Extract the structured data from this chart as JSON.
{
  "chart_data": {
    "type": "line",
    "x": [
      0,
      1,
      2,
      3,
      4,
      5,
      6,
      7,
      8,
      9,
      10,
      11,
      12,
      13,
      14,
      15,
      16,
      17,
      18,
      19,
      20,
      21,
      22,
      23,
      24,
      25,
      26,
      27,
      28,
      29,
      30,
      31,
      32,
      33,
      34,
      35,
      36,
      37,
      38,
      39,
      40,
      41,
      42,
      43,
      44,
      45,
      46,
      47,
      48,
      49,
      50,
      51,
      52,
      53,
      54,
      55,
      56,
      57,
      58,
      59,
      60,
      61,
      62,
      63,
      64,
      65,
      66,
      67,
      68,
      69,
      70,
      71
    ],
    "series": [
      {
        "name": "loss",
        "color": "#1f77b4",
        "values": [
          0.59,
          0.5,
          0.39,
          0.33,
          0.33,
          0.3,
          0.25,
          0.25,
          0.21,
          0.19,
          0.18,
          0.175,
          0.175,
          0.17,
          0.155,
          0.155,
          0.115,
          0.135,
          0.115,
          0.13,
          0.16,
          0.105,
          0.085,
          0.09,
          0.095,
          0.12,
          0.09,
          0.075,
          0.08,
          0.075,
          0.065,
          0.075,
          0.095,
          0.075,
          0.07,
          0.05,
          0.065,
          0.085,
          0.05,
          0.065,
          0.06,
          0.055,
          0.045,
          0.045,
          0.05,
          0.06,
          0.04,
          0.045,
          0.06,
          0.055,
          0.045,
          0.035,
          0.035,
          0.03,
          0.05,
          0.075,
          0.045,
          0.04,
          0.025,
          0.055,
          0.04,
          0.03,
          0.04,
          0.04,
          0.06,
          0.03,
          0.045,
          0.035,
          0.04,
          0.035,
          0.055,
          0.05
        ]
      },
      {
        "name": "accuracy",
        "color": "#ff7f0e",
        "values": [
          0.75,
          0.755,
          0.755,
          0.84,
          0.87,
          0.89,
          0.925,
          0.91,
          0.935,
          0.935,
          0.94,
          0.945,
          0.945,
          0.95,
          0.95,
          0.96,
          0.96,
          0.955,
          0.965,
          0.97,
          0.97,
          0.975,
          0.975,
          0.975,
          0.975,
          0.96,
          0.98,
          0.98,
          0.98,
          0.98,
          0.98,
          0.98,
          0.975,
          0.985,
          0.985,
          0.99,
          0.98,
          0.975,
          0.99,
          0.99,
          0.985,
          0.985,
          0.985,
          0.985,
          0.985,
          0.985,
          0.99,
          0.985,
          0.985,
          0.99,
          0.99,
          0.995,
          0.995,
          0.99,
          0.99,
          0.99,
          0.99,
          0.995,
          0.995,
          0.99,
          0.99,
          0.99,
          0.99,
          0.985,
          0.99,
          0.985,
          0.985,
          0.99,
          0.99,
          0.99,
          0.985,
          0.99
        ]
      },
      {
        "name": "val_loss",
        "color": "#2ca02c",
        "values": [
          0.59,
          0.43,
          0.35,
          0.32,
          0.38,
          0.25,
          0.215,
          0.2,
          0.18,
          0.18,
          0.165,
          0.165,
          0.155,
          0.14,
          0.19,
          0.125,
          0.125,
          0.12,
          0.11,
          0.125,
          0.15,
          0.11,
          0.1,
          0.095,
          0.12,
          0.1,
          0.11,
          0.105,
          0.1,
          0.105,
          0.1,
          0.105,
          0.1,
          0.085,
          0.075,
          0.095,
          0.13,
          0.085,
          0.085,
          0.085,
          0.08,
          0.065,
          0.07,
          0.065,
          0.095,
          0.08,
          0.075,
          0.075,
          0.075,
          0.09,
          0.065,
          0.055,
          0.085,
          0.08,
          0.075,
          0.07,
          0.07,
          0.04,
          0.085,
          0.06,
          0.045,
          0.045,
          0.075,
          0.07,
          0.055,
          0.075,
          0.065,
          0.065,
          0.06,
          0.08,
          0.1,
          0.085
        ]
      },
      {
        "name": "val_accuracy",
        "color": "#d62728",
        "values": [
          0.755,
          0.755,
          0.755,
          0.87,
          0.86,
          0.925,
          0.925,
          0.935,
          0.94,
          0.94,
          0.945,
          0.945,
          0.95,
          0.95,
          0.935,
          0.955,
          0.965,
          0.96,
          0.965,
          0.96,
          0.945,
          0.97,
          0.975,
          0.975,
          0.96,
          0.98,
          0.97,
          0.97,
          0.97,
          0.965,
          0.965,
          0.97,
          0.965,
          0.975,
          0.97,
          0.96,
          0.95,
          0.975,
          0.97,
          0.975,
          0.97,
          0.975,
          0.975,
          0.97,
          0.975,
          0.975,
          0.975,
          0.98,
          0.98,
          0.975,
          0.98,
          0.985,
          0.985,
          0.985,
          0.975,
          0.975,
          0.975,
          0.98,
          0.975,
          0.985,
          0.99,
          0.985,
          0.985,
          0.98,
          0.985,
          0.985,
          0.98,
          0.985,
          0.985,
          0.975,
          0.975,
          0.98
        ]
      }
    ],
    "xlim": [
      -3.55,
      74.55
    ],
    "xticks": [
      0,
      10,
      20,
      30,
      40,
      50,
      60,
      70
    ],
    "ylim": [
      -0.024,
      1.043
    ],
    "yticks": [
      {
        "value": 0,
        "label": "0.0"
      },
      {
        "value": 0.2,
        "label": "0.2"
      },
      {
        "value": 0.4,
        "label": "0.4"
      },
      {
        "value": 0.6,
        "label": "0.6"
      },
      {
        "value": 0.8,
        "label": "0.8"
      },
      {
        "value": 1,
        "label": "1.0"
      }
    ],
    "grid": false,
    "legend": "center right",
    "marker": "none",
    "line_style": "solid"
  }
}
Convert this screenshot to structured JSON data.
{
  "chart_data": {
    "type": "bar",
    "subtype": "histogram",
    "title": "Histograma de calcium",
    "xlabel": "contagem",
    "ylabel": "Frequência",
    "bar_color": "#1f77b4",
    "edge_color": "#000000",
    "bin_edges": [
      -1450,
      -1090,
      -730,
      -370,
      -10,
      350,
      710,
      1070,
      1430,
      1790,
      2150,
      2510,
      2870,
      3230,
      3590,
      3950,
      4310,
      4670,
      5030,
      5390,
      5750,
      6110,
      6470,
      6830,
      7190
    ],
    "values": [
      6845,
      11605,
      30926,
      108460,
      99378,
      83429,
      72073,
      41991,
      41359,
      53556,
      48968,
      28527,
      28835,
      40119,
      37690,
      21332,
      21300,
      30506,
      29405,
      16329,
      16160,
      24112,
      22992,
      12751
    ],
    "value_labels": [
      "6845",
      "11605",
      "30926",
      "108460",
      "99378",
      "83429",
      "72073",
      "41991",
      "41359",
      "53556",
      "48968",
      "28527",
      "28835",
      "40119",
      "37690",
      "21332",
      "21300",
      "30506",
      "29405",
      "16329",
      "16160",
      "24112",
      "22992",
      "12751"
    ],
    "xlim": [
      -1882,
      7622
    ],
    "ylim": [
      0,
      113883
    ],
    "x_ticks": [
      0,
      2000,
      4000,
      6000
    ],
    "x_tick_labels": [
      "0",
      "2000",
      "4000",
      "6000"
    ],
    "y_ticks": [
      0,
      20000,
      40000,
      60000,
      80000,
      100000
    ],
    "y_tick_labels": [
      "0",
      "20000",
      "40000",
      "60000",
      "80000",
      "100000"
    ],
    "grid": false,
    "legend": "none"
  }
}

________________

• TASK BRIEF
Copy all the entries verbatim.

• FINISHED EXERCISE
Extract the structured data from this chart as JSON.
{
  "chart_data": {
    "type": "line",
    "x": [
      0,
      1,
      2,
      3,
      4,
      5,
      6,
      7,
      8,
      9,
      10,
      11,
      12,
      13,
      14,
      15,
      16,
      17,
      18,
      19,
      20,
      21,
      22,
      23,
      24,
      25,
      26,
      27,
      28,
      29,
      30,
      31,
      32,
      33,
      34,
      35,
      36,
      37,
      38,
      39,
      40,
      41,
      42,
      43,
      44,
      45,
      46,
      47,
      48,
      49,
      50,
      51,
      52,
      53,
      54,
      55,
      56,
      57,
      58,
      59,
      60,
      61,
      62,
      63,
      64,
      65,
      66,
      67,
      68,
      69,
      70,
      71
    ],
    "series": [
      {
        "name": "loss",
        "color": "#1f77b4",
        "values": [
          0.59,
          0.5,
          0.39,
          0.33,
          0.33,
          0.3,
          0.25,
          0.25,
          0.21,
          0.19,
          0.18,
          0.175,
          0.175,
          0.17,
          0.155,
          0.155,
          0.115,
          0.135,
          0.115,
          0.13,
          0.16,
          0.105,
          0.085,
          0.09,
          0.095,
          0.12,
          0.09,
          0.075,
          0.08,
          0.075,
          0.065,
          0.075,
          0.095,
          0.075,
          0.07,
          0.05,
          0.065,
          0.085,
          0.05,
          0.065,
          0.06,
          0.055,
          0.045,
          0.045,
          0.05,
          0.06,
          0.04,
          0.045,
          0.06,
          0.055,
          0.045,
          0.035,
          0.035,
          0.03,
          0.05,
          0.075,
          0.045,
          0.04,
          0.025,
          0.055,
          0.04,
          0.03,
          0.04,
          0.04,
          0.06,
          0.03,
          0.045,
          0.035,
          0.04,
          0.035,
          0.055,
          0.05
        ]
      },
      {
        "name": "accuracy",
        "color": "#ff7f0e",
        "values": [
          0.75,
          0.755,
          0.755,
          0.84,
          0.87,
          0.89,
          0.925,
          0.91,
          0.935,
          0.935,
          0.94,
          0.945,
          0.945,
          0.95,
          0.95,
          0.96,
          0.96,
          0.955,
          0.965,
          0.97,
          0.97,
          0.975,
          0.975,
          0.975,
          0.975,
          0.96,
          0.98,
          0.98,
          0.98,
          0.98,
          0.98,
          0.98,
          0.975,
          0.985,
          0.985,
          0.99,
          0.98,
          0.975,
          0.99,
          0.99,
          0.985,
          0.985,
          0.985,
          0.985,
          0.985,
          0.985,
          0.99,
          0.985,
          0.985,
          0.99,
          0.99,
          0.995,
          0.995,
          0.99,
          0.99,
          0.99,
          0.99,
          0.995,
          0.995,
          0.99,
          0.99,
          0.99,
          0.99,
          0.985,
          0.99,
          0.985,
          0.985,
          0.99,
          0.99,
          0.99,
          0.985,
          0.99
        ]
      },
      {
        "name": "val_loss",
        "color": "#2ca02c",
        "values": [
          0.59,
          0.43,
          0.35,
          0.32,
          0.38,
          0.25,
          0.215,
          0.2,
          0.18,
          0.18,
          0.165,
          0.165,
          0.155,
          0.14,
          0.19,
          0.125,
          0.125,
          0.12,
          0.11,
          0.125,
          0.15,
          0.11,
          0.1,
          0.095,
          0.12,
          0.1,
          0.11,
          0.105,
          0.1,
          0.105,
          0.1,
          0.105,
          0.1,
          0.085,
          0.075,
          0.095,
          0.13,
          0.085,
          0.085,
          0.085,
          0.08,
          0.065,
          0.07,
          0.065,
          0.095,
          0.08,
          0.075,
          0.075,
          0.075,
          0.09,
          0.065,
          0.055,
          0.085,
          0.08,
          0.075,
          0.07,
          0.07,
          0.04,
          0.085,
          0.06,
          0.045,
          0.045,
          0.075,
          0.07,
          0.055,
          0.075,
          0.065,
          0.065,
          0.06,
          0.08,
          0.1,
          0.085
        ]
      },
      {
        "name": "val_accuracy",
        "color": "#d62728",
        "values": [
          0.755,
          0.755,
          0.755,
          0.87,
          0.86,
          0.925,
          0.925,
          0.935,
          0.94,
          0.94,
          0.945,
          0.945,
          0.95,
          0.95,
          0.935,
          0.955,
          0.965,
          0.96,
          0.965,
          0.96,
          0.945,
          0.97,
          0.975,
          0.975,
          0.96,
          0.98,
          0.97,
          0.97,
          0.97,
          0.965,
          0.965,
          0.97,
          0.965,
          0.975,
          0.97,
          0.96,
          0.95,
          0.975,
          0.97,
          0.975,
          0.97,
          0.975,
          0.975,
          0.97,
          0.975,
          0.975,
          0.975,
          0.98,
          0.98,
          0.975,
          0.98,
          0.985,
          0.985,
          0.985,
          0.975,
          0.975,
          0.975,
          0.98,
          0.975,
          0.985,
          0.99,
          0.985,
          0.985,
          0.98,
          0.985,
          0.985,
          0.98,
          0.985,
          0.985,
          0.975,
          0.975,
          0.98
        ]
      }
    ],
    "xlim": [
      -3.55,
      74.55
    ],
    "xticks": [
      0,
      10,
      20,
      30,
      40,
      50,
      60,
      70
    ],
    "ylim": [
      -0.024,
      1.043
    ],
    "yticks": [
      {
        "value": 0,
        "label": "0.0"
      },
      {
        "value": 0.2,
        "label": "0.2"
      },
      {
        "value": 0.4,
        "label": "0.4"
      },
      {
        "value": 0.6,
        "label": "0.6"
      },
      {
        "value": 0.8,
        "label": "0.8"
      },
      {
        "value": 1,
        "label": "1.0"
      }
    ],
    "grid": false,
    "legend": "center right",
    "marker": "none",
    "line_style": "solid"
  }
}
Convert this screenshot to structured JSON data.
{
  "chart_data": {
    "type": "bar",
    "subtype": "histogram",
    "title": "Histograma de calcium",
    "xlabel": "contagem",
    "ylabel": "Frequência",
    "bar_color": "#1f77b4",
    "edge_color": "#000000",
    "bin_edges": [
      -1450,
      -1090,
      -730,
      -370,
      -10,
      350,
      710,
      1070,
      1430,
      1790,
      2150,
      2510,
      2870,
      3230,
      3590,
      3950,
      4310,
      4670,
      5030,
      5390,
      5750,
      6110,
      6470,
      6830,
      7190
    ],
    "values": [
      6845,
      11605,
      30926,
      108460,
      99378,
      83429,
      72073,
      41991,
      41359,
      53556,
      48968,
      28527,
      28835,
      40119,
      37690,
      21332,
      21300,
      30506,
      29405,
      16329,
      16160,
      24112,
      22992,
      12751
    ],
    "value_labels": [
      "6845",
      "11605",
      "30926",
      "108460",
      "99378",
      "83429",
      "72073",
      "41991",
      "41359",
      "53556",
      "48968",
      "28527",
      "28835",
      "40119",
      "37690",
      "21332",
      "21300",
      "30506",
      "29405",
      "16329",
      "16160",
      "24112",
      "22992",
      "12751"
    ],
    "xlim": [
      -1882,
      7622
    ],
    "ylim": [
      0,
      113883
    ],
    "x_ticks": [
      0,
      2000,
      4000,
      6000
    ],
    "x_tick_labels": [
      "0",
      "2000",
      "4000",
      "6000"
    ],
    "y_ticks": [
      0,
      20000,
      40000,
      60000,
      80000,
      100000
    ],
    "y_tick_labels": [
      "0",
      "20000",
      "40000",
      "60000",
      "80000",
      "100000"
    ],
    "grid": false,
    "legend": "none"
  }
}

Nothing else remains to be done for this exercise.